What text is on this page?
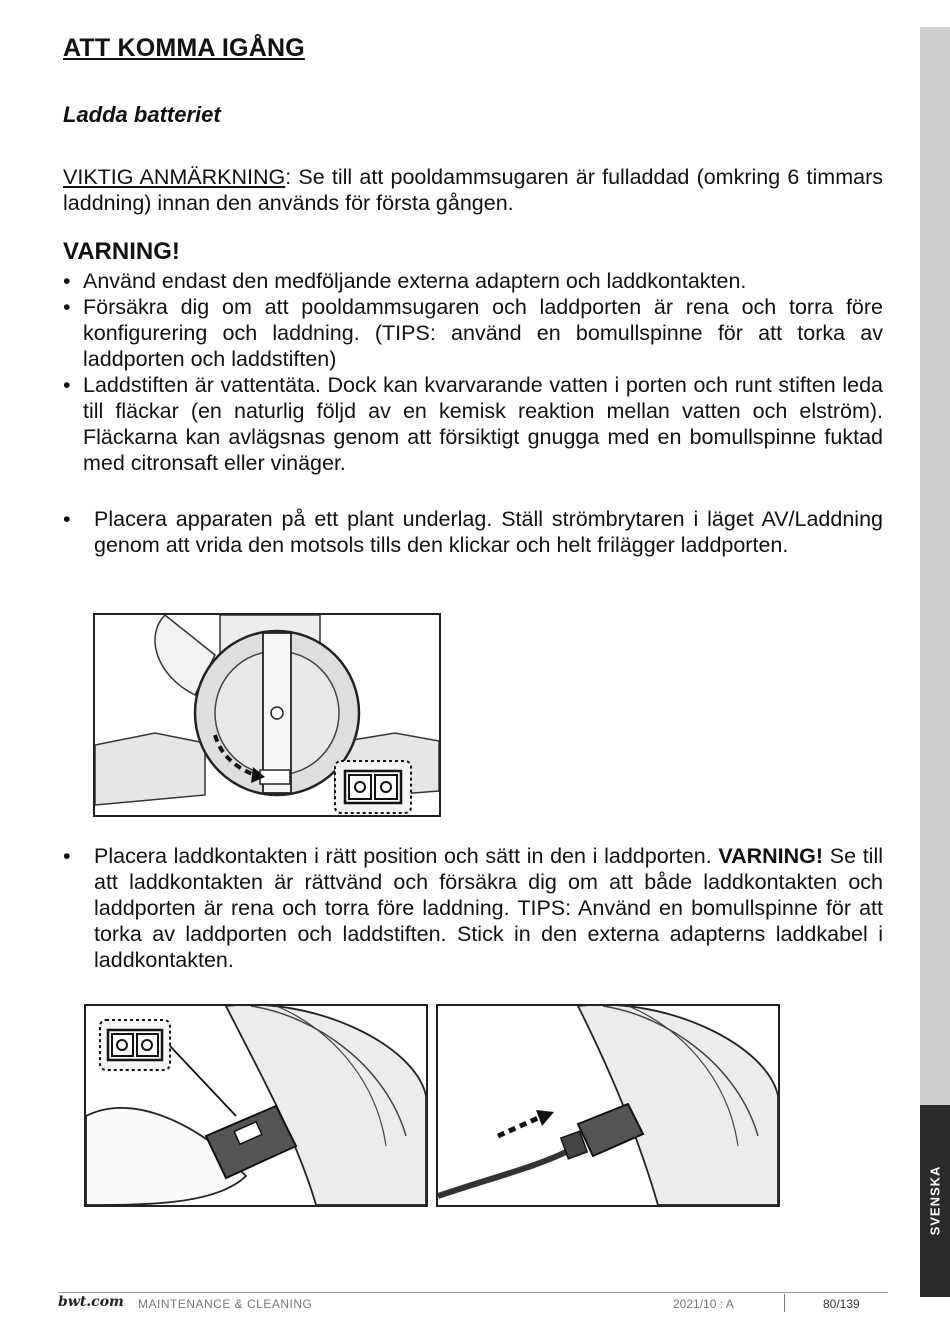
ATT KOMMA IGÅNG
Ladda batteriet

VIKTIG ANMÄRKNING: Se till att pooldammsugaren är fulladdad (omkring 6 timmars laddning) innan den används för första gången.

VARNING!
• Använd endast den medföljande externa adaptern och laddkontakten.
• Försäkra dig om att pooldammsugaren och laddporten är rena och torra före konfigurering och laddning. (TIPS: använd en bomullspinne för att torka av laddporten och laddstiften)
• Laddstiften är vattentäta. Dock kan kvarvarande vatten i porten och runt stiften leda till fläckar (en naturlig följd av en kemisk reaktion mellan vatten och elström). Fläckarna kan avlägsnas genom att försiktigt gnugga med en bomullspinne fuktad med citronsaft eller vinäger.

• Placera apparaten på ett plant underlag. Ställ strömbrytaren i läget AV/Laddning genom att vrida den motsols tills den klickar och helt frilägger laddporten.

• Placera laddkontakten i rätt position och sätt in den i laddporten. VARNING! Se till att laddkontakten är rättvänd och försäkra dig om att både laddkontakten och laddporten är rena och torra före laddning. TIPS: Använd en bomullspinne för att torka av laddporten och laddstiften. Stick in den externa adapterns laddkabel i laddkontakten.

SVENSKA
bwt.com MAINTENANCE & CLEANING	2021/10 : A	80/139
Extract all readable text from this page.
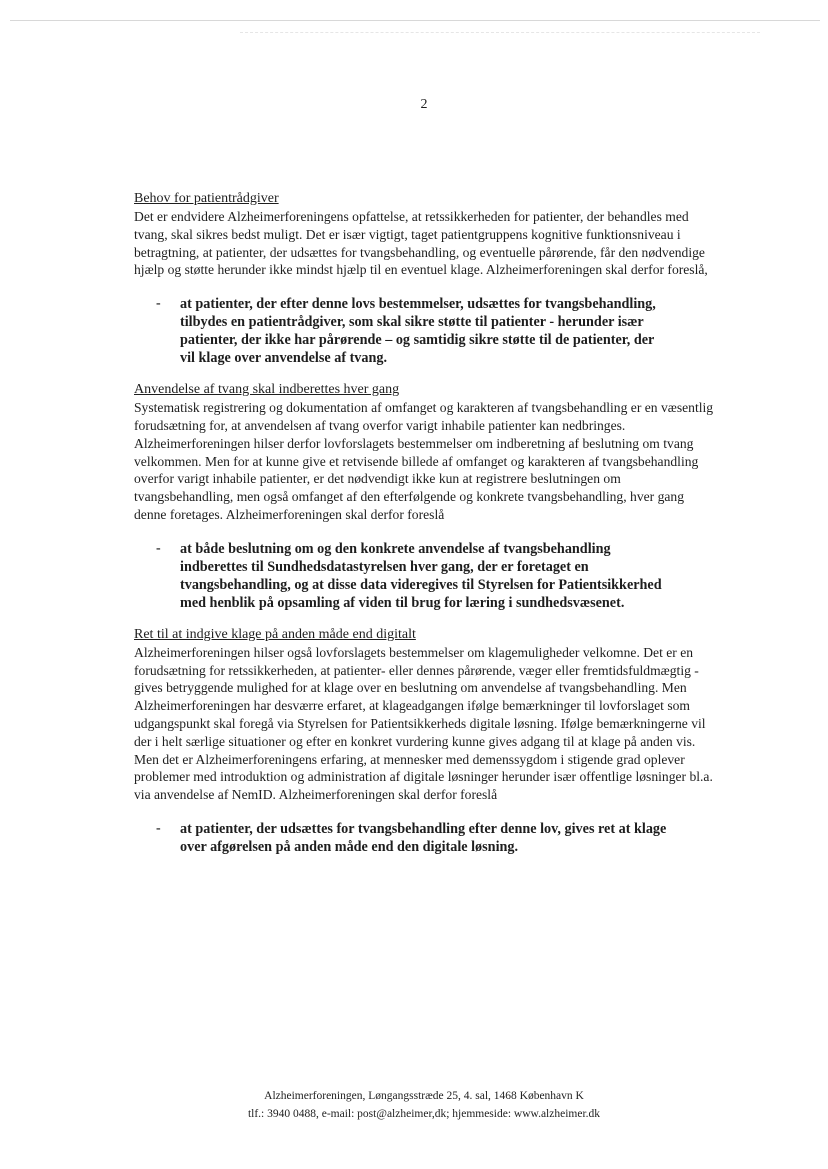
2

Behov for patientrådgiver

Det er endvidere Alzheimerforeningens opfattelse, at retssikkerheden for patienter, der behandles med tvang, skal sikres bedst muligt. Det er især vigtigt, taget patientgruppens kognitive funktionsniveau i betragtning, at patienter, der udsættes for tvangsbehandling, og eventuelle pårørende, får den nødvendige hjælp og støtte herunder ikke mindst hjælp til en eventuel klage. Alzheimerforeningen skal derfor foreslå,

-	at patienter, der efter denne lovs bestemmelser, udsættes for tvangsbehandling, tilbydes en patientrådgiver, som skal sikre støtte til patienter - herunder især patienter, der ikke har pårørende – og samtidig sikre støtte til de patienter, der vil klage over anvendelse af tvang.

Anvendelse af tvang skal indberettes hver gang

Systematisk registrering og dokumentation af omfanget og karakteren af tvangsbehandling er en væsentlig forudsætning for, at anvendelsen af tvang overfor varigt inhabile patienter kan nedbringes. Alzheimerforeningen hilser derfor lovforslagets bestemmelser om indberetning af beslutning om tvang velkommen. Men for at kunne give et retvisende billede af omfanget og karakteren af tvangsbehandling overfor varigt inhabile patienter, er det nødvendigt ikke kun at registrere beslutningen om tvangsbehandling, men også omfanget af den efterfølgende og konkrete tvangsbehandling, hver gang denne foretages. Alzheimerforeningen skal derfor foreslå

-	at både beslutning om og den konkrete anvendelse af tvangsbehandling indberettes til Sundhedsdatastyrelsen hver gang, der er foretaget en tvangsbehandling, og at disse data videregives til Styrelsen for Patientsikkerhed med henblik på opsamling af viden til brug for læring i sundhedsvæsenet.

Ret til at indgive klage på anden måde end digitalt

Alzheimerforeningen hilser også lovforslagets bestemmelser om klagemuligheder velkomne. Det er en forudsætning for retssikkerheden, at patienter- eller dennes pårørende, væger eller fremtidsfuldmægtig - gives betryggende mulighed for at klage over en beslutning om anvendelse af tvangsbehandling. Men Alzheimerforeningen har desværre erfaret, at klageadgangen ifølge bemærkninger til lovforslaget som udgangspunkt skal foregå via Styrelsen for Patientsikkerheds digitale løsning. Ifølge bemærkningerne vil der i helt særlige situationer og efter en konkret vurdering kunne gives adgang til at klage på anden vis. Men det er Alzheimerforeningens erfaring, at mennesker med demenssygdom i stigende grad oplever problemer med introduktion og administration af digitale løsninger herunder især offentlige løsninger bl.a. via anvendelse af NemID. Alzheimerforeningen skal derfor foreslå

-	at patienter, der udsættes for tvangsbehandling efter denne lov, gives ret at klage over afgørelsen på anden måde end den digitale løsning.
Alzheimerforeningen, Løngangsstræde 25, 4. sal, 1468 København K
tlf.: 3940 0488, e-mail: post@alzheimer,dk; hjemmeside: www.alzheimer.dk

☆ ☆ ☆

What is expected:
Each line of the listing above that includes the word "VARNING" should be copied.

The completed task:
VARNING!
• Placera laddkontakten i rätt position och sätt in den i laddporten. VARNING! Se till att laddkontakten är rättvänd och försäkra dig om att både laddkontakten och laddporten är rena och torra före laddning. TIPS: Använd en bomullspinne för att torka av laddporten och laddstiften. Stick in den externa adapterns laddkabel i laddkontakten.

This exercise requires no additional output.